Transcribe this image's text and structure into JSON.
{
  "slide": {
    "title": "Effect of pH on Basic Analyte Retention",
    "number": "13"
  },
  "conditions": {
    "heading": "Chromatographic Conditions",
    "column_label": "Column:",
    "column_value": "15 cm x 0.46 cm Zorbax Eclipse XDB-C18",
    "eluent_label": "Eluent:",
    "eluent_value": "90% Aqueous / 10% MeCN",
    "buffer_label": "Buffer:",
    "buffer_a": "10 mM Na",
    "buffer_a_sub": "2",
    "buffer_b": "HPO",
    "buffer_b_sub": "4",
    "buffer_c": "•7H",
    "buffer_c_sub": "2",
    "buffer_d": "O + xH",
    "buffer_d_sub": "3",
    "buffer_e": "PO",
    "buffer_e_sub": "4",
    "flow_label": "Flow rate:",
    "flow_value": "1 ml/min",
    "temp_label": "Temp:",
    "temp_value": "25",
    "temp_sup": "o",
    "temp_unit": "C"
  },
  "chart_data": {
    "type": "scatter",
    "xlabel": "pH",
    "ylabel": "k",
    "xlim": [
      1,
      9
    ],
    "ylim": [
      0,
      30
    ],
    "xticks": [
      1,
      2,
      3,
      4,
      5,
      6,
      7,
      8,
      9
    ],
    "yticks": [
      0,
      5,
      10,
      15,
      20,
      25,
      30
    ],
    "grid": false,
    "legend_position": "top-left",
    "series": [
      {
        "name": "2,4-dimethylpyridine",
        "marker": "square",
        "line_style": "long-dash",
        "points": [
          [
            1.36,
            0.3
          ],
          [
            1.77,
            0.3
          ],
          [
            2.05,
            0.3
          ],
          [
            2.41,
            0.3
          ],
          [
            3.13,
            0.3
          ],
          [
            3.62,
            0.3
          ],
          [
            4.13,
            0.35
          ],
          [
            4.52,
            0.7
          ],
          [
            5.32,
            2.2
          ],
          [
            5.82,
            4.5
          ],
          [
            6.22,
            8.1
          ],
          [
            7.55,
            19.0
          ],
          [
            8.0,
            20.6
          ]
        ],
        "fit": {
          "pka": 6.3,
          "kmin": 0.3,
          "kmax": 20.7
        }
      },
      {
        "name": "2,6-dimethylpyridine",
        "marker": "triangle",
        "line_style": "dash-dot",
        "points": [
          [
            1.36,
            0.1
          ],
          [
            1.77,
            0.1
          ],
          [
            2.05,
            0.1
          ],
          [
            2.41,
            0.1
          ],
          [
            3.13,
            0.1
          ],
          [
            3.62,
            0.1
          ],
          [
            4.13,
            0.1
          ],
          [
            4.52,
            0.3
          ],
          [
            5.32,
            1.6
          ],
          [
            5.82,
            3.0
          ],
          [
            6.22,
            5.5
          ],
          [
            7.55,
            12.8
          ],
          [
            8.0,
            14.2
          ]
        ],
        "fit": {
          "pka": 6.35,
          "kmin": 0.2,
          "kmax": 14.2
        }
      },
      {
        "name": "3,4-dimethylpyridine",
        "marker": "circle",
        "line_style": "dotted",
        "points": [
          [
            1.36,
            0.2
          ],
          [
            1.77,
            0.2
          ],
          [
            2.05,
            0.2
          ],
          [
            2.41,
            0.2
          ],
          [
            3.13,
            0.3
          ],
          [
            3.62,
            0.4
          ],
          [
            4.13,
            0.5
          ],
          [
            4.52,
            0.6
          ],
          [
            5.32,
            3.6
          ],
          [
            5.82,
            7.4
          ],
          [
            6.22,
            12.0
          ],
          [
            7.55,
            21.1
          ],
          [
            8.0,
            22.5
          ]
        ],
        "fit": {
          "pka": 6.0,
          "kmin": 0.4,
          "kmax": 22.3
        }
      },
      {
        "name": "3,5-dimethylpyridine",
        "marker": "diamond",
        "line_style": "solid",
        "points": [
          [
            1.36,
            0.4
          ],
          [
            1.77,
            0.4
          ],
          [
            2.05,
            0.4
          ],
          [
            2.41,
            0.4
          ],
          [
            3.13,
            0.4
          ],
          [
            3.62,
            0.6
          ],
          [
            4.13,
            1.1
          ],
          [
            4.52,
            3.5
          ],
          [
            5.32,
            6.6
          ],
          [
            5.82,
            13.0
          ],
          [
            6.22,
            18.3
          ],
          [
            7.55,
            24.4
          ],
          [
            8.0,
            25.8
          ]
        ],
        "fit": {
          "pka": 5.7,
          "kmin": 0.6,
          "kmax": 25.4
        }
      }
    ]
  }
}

□ □ □ □ □ □ □

_WRITTEN INSTRUCTION:_
Copy out all of the lines above exactly.

_EXERCISE RESULT:_
Transcribe this image's text and structure into JSON.
{
  "slide": {
    "title": "Effect of pH on Basic Analyte Retention",
    "number": "13"
  },
  "conditions": {
    "heading": "Chromatographic Conditions",
    "column_label": "Column:",
    "column_value": "15 cm x 0.46 cm Zorbax Eclipse XDB-C18",
    "eluent_label": "Eluent:",
    "eluent_value": "90% Aqueous / 10% MeCN",
    "buffer_label": "Buffer:",
    "buffer_a": "10 mM Na",
    "buffer_a_sub": "2",
    "buffer_b": "HPO",
    "buffer_b_sub": "4",
    "buffer_c": "•7H",
    "buffer_c_sub": "2",
    "buffer_d": "O + xH",
    "buffer_d_sub": "3",
    "buffer_e": "PO",
    "buffer_e_sub": "4",
    "flow_label": "Flow rate:",
    "flow_value": "1 ml/min",
    "temp_label": "Temp:",
    "temp_value": "25",
    "temp_sup": "o",
    "temp_unit": "C"
  },
  "chart_data": {
    "type": "scatter",
    "xlabel": "pH",
    "ylabel": "k",
    "xlim": [
      1,
      9
    ],
    "ylim": [
      0,
      30
    ],
    "xticks": [
      1,
      2,
      3,
      4,
      5,
      6,
      7,
      8,
      9
    ],
    "yticks": [
      0,
      5,
      10,
      15,
      20,
      25,
      30
    ],
    "grid": false,
    "legend_position": "top-left",
    "series": [
      {
        "name": "2,4-dimethylpyridine",
        "marker": "square",
        "line_style": "long-dash",
        "points": [
          [
            1.36,
            0.3
          ],
          [
            1.77,
            0.3
          ],
          [
            2.05,
            0.3
          ],
          [
            2.41,
            0.3
          ],
          [
            3.13,
            0.3
          ],
          [
            3.62,
            0.3
          ],
          [
            4.13,
            0.35
          ],
          [
            4.52,
            0.7
          ],
          [
            5.32,
            2.2
          ],
          [
            5.82,
            4.5
          ],
          [
            6.22,
            8.1
          ],
          [
            7.55,
            19.0
          ],
          [
            8.0,
            20.6
          ]
        ],
        "fit": {
          "pka": 6.3,
          "kmin": 0.3,
          "kmax": 20.7
        }
      },
      {
        "name": "2,6-dimethylpyridine",
        "marker": "triangle",
        "line_style": "dash-dot",
        "points": [
          [
            1.36,
            0.1
          ],
          [
            1.77,
            0.1
          ],
          [
            2.05,
            0.1
          ],
          [
            2.41,
            0.1
          ],
          [
            3.13,
            0.1
          ],
          [
            3.62,
            0.1
          ],
          [
            4.13,
            0.1
          ],
          [
            4.52,
            0.3
          ],
          [
            5.32,
            1.6
          ],
          [
            5.82,
            3.0
          ],
          [
            6.22,
            5.5
          ],
          [
            7.55,
            12.8
          ],
          [
            8.0,
            14.2
          ]
        ],
        "fit": {
          "pka": 6.35,
          "kmin": 0.2,
          "kmax": 14.2
        }
      },
      {
        "name": "3,4-dimethylpyridine",
        "marker": "circle",
        "line_style": "dotted",
        "points": [
          [
            1.36,
            0.2
          ],
          [
            1.77,
            0.2
          ],
          [
            2.05,
            0.2
          ],
          [
            2.41,
            0.2
          ],
          [
            3.13,
            0.3
          ],
          [
            3.62,
            0.4
          ],
          [
            4.13,
            0.5
          ],
          [
            4.52,
            0.6
          ],
          [
            5.32,
            3.6
          ],
          [
            5.82,
            7.4
          ],
          [
            6.22,
            12.0
          ],
          [
            7.55,
            21.1
          ],
          [
            8.0,
            22.5
          ]
        ],
        "fit": {
          "pka": 6.0,
          "kmin": 0.4,
          "kmax": 22.3
        }
      },
      {
        "name": "3,5-dimethylpyridine",
        "marker": "diamond",
        "line_style": "solid",
        "points": [
          [
            1.36,
            0.4
          ],
          [
            1.77,
            0.4
          ],
          [
            2.05,
            0.4
          ],
          [
            2.41,
            0.4
          ],
          [
            3.13,
            0.4
          ],
          [
            3.62,
            0.6
          ],
          [
            4.13,
            1.1
          ],
          [
            4.52,
            3.5
          ],
          [
            5.32,
            6.6
          ],
          [
            5.82,
            13.0
          ],
          [
            6.22,
            18.3
          ],
          [
            7.55,
            24.4
          ],
          [
            8.0,
            25.8
          ]
        ],
        "fit": {
          "pka": 5.7,
          "kmin": 0.6,
          "kmax": 25.4
        }
      }
    ]
  }
}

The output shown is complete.